▶ **Objective**
From the line containing "Decode this image" to the end of the listing, write out every line exactly; leave out everything else.

▶ **Records provided**
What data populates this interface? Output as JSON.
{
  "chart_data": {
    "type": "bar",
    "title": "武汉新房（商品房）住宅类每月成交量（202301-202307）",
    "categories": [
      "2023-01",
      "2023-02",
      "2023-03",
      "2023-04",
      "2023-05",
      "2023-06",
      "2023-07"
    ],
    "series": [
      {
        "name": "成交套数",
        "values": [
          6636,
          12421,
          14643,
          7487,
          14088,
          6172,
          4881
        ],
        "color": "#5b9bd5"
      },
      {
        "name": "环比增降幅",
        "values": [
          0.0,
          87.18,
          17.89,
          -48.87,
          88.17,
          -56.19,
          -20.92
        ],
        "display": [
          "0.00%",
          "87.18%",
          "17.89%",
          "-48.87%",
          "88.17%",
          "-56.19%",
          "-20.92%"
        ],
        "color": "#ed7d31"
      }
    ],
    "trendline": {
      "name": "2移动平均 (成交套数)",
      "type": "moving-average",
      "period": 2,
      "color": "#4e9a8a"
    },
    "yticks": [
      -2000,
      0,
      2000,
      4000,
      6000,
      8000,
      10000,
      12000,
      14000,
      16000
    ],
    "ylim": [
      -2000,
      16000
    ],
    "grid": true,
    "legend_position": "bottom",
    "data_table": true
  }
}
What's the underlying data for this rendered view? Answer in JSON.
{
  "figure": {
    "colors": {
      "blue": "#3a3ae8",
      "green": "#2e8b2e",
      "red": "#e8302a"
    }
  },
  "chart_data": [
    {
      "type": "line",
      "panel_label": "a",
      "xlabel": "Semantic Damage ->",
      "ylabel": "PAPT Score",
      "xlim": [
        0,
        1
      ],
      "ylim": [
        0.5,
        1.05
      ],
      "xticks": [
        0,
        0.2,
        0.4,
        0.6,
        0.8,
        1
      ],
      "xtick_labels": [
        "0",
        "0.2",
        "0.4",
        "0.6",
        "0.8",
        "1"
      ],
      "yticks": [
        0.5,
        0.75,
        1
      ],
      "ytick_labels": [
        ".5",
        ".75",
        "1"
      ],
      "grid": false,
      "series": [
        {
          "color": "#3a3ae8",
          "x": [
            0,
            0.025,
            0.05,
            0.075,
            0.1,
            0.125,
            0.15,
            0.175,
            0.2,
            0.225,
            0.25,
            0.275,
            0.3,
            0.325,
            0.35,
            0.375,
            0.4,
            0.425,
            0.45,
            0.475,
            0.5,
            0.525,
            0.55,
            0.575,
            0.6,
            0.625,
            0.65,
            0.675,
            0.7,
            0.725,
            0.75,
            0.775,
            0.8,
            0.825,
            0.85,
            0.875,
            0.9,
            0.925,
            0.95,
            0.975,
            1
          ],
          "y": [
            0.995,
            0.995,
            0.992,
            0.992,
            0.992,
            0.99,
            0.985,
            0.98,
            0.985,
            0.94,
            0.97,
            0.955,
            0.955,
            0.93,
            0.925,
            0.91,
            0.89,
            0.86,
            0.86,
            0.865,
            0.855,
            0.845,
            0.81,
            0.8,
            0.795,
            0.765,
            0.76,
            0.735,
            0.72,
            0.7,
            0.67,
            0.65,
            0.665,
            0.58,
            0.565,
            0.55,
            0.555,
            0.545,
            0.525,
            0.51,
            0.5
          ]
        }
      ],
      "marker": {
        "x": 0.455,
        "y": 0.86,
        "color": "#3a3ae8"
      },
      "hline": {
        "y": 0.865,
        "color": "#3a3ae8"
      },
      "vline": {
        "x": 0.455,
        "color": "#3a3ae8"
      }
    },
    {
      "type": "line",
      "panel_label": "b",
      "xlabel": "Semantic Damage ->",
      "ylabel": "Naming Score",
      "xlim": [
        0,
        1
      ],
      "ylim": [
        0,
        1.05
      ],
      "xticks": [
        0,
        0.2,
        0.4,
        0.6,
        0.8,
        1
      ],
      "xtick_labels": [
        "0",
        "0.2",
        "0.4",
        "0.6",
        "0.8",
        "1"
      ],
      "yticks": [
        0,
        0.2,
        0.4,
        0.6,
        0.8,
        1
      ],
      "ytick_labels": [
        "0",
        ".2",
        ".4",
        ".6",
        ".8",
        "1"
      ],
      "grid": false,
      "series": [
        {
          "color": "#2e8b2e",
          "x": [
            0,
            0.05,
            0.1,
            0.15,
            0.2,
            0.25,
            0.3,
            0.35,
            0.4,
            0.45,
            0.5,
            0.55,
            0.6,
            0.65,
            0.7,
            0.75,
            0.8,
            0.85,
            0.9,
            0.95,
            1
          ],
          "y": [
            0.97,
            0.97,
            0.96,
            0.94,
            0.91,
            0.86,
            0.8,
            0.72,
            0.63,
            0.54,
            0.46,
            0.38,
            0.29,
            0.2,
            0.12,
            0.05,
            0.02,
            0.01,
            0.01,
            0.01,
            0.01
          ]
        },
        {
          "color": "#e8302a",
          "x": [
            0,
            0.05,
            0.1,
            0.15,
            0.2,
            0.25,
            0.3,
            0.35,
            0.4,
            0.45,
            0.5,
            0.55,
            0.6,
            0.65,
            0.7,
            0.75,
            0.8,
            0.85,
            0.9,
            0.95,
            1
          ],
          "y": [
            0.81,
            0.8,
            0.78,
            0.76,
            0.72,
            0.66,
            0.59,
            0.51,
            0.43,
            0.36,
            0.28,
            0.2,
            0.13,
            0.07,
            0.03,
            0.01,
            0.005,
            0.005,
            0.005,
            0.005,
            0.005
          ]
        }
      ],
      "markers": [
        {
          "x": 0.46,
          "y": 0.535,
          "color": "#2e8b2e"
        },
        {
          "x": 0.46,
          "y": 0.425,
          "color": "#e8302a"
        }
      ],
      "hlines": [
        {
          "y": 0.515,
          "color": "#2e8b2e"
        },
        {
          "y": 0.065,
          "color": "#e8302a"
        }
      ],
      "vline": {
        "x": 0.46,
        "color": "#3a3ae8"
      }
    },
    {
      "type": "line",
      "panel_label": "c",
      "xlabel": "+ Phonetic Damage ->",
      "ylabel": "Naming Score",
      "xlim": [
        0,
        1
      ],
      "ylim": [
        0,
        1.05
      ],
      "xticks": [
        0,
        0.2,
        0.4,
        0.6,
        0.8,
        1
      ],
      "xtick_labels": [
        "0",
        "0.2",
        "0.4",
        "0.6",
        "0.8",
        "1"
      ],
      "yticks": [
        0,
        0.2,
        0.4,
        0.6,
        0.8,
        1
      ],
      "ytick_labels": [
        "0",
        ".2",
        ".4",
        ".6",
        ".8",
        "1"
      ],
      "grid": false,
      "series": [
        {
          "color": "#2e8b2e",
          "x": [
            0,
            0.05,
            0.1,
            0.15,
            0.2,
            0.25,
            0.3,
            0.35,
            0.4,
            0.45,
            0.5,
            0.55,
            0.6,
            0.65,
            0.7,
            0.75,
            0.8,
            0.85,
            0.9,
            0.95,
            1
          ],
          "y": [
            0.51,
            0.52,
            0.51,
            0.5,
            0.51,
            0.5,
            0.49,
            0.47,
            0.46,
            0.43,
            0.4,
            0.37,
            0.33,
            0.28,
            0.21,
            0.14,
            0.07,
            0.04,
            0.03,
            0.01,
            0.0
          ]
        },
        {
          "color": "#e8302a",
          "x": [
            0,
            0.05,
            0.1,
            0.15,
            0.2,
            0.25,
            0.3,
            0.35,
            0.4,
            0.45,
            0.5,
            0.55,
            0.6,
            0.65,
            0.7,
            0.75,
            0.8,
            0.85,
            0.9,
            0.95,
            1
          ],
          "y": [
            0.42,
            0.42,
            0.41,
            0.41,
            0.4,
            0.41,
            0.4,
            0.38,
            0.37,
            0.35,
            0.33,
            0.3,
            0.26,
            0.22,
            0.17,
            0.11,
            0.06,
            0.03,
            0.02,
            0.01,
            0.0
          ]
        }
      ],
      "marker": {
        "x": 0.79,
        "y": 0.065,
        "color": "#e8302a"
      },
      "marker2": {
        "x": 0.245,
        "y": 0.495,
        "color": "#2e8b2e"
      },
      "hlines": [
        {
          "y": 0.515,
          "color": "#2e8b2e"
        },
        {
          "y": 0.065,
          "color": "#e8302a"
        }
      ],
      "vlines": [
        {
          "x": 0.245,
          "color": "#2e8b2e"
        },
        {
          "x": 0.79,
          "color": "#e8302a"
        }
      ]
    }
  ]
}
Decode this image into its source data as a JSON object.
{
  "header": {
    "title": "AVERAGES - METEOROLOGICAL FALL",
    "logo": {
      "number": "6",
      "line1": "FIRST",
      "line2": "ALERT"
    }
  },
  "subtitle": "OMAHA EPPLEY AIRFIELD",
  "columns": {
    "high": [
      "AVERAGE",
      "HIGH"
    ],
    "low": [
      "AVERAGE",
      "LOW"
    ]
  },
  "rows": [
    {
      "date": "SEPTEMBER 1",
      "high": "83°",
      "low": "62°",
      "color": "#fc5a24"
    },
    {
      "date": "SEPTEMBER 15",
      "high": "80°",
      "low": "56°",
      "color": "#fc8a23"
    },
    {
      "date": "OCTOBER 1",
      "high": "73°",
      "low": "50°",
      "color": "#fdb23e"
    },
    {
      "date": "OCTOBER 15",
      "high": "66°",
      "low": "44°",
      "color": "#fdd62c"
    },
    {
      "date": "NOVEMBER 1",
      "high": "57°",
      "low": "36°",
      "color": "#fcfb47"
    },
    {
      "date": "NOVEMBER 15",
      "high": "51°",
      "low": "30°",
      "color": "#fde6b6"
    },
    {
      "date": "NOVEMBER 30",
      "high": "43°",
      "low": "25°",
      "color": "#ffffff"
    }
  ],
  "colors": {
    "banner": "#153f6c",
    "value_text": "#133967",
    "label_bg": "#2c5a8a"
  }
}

▶ **Solution to the problem**
Decode this image into its source data as a JSON object.
{
  "header": {
    "title": "AVERAGES - METEOROLOGICAL FALL",
    "logo": {
      "number": "6",
      "line1": "FIRST",
      "line2": "ALERT"
    }
  },
  "subtitle": "OMAHA EPPLEY AIRFIELD",
  "columns": {
    "high": [
      "AVERAGE",
      "HIGH"
    ],
    "low": [
      "AVERAGE",
      "LOW"
    ]
  },
  "rows": [
    {
      "date": "SEPTEMBER 1",
      "high": "83°",
      "low": "62°",
      "color": "#fc5a24"
    },
    {
      "date": "SEPTEMBER 15",
      "high": "80°",
      "low": "56°",
      "color": "#fc8a23"
    },
    {
      "date": "OCTOBER 1",
      "high": "73°",
      "low": "50°",
      "color": "#fdb23e"
    },
    {
      "date": "OCTOBER 15",
      "high": "66°",
      "low": "44°",
      "color": "#fdd62c"
    },
    {
      "date": "NOVEMBER 1",
      "high": "57°",
      "low": "36°",
      "color": "#fcfb47"
    },
    {
      "date": "NOVEMBER 15",
      "high": "51°",
      "low": "30°",
      "color": "#fde6b6"
    },
    {
      "date": "NOVEMBER 30",
      "high": "43°",
      "low": "25°",
      "color": "#ffffff"
    }
  ],
  "colors": {
    "banner": "#153f6c",
    "value_text": "#133967",
    "label_bg": "#2c5a8a"
  }
}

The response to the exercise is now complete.